● The problem: Without further comment, state how many lines in the listing below contain the word "email".
[start of Supplied data]
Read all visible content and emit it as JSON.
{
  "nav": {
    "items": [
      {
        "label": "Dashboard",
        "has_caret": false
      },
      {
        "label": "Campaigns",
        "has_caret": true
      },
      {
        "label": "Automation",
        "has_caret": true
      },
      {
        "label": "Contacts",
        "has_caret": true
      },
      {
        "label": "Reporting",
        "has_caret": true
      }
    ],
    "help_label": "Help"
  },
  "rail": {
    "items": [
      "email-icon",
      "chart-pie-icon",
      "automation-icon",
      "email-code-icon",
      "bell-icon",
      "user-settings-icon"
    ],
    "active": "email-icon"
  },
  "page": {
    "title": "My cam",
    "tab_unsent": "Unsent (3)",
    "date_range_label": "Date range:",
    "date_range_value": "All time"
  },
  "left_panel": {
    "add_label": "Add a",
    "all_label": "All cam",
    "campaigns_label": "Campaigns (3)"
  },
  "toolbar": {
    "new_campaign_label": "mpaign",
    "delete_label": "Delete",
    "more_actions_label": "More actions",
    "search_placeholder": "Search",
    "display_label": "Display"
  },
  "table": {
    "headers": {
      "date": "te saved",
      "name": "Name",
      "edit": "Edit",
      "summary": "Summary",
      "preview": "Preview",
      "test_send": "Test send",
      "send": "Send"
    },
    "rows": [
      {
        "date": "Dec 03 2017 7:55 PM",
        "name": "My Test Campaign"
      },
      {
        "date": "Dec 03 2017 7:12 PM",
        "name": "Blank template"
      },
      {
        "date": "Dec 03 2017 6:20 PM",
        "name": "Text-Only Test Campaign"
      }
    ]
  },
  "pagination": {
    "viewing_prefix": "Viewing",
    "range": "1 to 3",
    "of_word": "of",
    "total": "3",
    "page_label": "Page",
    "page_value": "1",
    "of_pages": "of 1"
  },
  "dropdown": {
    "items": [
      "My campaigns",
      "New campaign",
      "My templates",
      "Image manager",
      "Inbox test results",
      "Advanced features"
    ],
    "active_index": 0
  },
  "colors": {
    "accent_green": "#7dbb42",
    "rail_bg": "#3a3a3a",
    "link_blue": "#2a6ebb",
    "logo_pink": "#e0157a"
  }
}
[end of Supplied data]
● Answer: 3